Take every line from the listing below that includes "发出的声音" and copy it.
---- STORED ROWS
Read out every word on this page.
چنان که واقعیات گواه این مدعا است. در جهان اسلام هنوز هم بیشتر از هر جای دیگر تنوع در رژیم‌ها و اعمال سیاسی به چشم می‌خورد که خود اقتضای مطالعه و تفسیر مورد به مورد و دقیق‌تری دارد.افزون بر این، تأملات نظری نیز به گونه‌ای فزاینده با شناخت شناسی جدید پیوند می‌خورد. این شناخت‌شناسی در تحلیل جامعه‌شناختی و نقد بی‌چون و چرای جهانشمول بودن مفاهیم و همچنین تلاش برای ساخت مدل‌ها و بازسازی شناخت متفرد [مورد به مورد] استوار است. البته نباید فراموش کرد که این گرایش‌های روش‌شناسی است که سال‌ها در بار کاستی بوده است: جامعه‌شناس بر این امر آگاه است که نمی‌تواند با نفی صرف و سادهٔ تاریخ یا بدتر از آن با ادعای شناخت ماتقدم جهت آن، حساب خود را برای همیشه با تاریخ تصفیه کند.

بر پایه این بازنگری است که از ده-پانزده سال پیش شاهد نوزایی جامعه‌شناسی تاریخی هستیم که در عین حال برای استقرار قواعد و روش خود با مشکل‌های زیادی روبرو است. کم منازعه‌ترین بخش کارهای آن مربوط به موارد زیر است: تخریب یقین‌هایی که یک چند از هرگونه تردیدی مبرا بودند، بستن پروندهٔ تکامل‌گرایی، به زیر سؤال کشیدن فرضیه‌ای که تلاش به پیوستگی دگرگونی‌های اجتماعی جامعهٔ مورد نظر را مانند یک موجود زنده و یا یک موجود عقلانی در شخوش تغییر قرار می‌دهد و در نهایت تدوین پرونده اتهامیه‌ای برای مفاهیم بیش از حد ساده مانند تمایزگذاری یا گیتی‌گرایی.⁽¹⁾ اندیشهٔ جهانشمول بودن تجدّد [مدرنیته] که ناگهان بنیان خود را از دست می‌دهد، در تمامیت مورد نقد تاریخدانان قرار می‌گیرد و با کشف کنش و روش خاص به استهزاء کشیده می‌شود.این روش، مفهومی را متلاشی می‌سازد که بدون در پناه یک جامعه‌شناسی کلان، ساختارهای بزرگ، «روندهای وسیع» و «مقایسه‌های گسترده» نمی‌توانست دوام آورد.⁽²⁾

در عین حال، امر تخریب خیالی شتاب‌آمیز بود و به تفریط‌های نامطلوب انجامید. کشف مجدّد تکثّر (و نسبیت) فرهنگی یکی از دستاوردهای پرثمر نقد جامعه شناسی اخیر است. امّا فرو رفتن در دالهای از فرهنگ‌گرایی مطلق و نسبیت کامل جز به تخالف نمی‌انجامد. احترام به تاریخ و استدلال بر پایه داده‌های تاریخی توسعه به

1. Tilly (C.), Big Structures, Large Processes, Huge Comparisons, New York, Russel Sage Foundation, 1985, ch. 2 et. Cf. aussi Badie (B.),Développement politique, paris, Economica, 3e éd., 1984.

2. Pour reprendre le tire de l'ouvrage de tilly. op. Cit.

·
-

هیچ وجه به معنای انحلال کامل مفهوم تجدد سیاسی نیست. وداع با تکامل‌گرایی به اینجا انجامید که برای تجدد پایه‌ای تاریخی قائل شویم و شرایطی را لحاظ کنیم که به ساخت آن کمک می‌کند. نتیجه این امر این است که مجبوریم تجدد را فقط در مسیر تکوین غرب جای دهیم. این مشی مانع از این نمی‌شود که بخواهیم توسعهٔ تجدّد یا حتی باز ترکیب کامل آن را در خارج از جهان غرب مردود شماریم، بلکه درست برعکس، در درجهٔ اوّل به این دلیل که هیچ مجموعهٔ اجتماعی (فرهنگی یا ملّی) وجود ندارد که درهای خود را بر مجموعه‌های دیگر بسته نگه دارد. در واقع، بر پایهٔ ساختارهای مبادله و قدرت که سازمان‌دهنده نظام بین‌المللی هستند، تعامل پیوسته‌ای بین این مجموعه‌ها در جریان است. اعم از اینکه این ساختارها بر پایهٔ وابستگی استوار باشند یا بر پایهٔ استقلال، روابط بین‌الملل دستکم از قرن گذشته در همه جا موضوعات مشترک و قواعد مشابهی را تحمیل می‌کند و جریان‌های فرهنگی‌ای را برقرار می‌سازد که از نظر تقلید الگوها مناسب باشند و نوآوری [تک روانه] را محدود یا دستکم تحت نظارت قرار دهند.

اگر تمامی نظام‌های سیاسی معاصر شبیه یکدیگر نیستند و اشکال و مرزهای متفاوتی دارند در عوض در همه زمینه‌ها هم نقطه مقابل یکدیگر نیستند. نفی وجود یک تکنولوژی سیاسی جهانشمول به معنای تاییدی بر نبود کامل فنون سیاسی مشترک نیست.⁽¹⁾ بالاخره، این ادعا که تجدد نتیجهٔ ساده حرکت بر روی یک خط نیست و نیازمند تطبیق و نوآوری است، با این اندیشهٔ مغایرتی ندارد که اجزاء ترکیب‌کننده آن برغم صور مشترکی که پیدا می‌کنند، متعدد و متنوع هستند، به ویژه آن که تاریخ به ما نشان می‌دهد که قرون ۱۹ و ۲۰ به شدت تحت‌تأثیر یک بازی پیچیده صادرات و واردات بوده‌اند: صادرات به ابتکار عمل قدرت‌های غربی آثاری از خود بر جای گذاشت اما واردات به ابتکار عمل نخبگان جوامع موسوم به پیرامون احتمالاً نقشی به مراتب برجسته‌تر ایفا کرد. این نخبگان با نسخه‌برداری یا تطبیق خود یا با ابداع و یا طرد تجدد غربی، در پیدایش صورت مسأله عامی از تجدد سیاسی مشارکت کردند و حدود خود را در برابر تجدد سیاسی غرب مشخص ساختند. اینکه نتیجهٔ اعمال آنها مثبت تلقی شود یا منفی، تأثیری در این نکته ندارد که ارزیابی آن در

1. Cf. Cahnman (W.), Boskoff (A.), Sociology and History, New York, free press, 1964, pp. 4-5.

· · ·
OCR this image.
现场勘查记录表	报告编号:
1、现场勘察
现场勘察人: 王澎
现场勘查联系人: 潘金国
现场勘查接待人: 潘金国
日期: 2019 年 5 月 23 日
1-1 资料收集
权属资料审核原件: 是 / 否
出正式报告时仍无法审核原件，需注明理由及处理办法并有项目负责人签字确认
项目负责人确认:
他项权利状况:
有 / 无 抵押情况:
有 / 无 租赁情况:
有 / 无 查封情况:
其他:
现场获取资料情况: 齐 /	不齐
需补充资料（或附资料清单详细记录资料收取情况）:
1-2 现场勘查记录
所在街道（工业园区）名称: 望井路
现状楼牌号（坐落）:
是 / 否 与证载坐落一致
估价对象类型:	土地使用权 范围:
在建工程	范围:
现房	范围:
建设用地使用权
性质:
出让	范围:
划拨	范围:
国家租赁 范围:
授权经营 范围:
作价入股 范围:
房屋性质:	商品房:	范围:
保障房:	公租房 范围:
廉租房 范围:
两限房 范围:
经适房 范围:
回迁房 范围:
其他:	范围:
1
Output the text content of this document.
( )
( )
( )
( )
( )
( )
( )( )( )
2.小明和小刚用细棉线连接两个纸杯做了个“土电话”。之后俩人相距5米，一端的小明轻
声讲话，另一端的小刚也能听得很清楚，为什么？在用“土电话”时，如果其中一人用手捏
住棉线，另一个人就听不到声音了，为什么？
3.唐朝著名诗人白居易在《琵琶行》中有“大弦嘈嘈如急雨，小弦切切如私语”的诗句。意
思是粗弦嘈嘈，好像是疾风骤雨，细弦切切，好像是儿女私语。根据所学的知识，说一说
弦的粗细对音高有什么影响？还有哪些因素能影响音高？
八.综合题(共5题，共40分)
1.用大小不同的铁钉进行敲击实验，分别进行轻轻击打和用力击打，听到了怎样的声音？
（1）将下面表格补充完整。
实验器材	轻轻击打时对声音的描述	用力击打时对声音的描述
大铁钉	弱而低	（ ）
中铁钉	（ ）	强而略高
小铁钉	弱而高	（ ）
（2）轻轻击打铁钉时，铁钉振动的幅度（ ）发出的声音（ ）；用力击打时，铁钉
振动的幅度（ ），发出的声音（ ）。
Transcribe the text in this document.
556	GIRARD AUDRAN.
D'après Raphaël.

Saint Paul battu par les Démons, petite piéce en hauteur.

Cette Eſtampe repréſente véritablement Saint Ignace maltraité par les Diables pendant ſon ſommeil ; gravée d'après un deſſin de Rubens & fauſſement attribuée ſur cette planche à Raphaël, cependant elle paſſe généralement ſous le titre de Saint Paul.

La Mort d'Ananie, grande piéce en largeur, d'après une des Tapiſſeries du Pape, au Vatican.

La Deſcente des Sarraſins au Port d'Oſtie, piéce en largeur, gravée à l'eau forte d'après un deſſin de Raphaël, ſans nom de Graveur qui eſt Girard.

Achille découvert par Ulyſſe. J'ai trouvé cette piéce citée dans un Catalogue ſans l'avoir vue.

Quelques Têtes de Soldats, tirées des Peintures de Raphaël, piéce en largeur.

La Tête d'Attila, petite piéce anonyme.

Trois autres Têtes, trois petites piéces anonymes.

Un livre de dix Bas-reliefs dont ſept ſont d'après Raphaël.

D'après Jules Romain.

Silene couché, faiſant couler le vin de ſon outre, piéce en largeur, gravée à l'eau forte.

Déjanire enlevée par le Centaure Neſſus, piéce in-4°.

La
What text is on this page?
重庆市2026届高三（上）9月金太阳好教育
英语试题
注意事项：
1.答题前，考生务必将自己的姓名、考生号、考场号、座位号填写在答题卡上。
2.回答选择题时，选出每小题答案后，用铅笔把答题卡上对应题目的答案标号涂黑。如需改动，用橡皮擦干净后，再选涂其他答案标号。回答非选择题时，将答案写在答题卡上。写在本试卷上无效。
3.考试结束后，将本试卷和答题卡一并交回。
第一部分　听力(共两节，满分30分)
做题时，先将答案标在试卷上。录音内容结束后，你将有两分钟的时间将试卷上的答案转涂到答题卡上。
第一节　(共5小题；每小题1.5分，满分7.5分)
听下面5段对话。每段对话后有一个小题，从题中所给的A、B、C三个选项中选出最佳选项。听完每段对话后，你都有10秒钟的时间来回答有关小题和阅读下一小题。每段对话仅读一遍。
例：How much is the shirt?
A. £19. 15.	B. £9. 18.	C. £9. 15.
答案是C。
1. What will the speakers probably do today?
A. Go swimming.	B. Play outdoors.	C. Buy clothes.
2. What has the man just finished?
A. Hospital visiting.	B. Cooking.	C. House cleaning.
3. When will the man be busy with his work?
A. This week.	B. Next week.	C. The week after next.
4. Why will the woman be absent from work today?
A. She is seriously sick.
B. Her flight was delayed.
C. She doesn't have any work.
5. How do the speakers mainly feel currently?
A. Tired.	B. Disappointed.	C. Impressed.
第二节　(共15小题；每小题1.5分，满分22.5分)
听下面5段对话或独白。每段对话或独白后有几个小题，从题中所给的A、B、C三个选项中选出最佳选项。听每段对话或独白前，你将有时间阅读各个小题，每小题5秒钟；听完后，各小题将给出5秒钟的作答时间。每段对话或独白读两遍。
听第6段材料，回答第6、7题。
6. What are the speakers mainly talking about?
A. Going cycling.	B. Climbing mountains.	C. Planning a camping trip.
--------
TASK SOLUTION
（2）轻轻击打铁钉时，铁钉振动的幅度（ ）发出的声音（ ）；用力击打时，铁钉
振动的幅度（ ），发出的声音（ ）。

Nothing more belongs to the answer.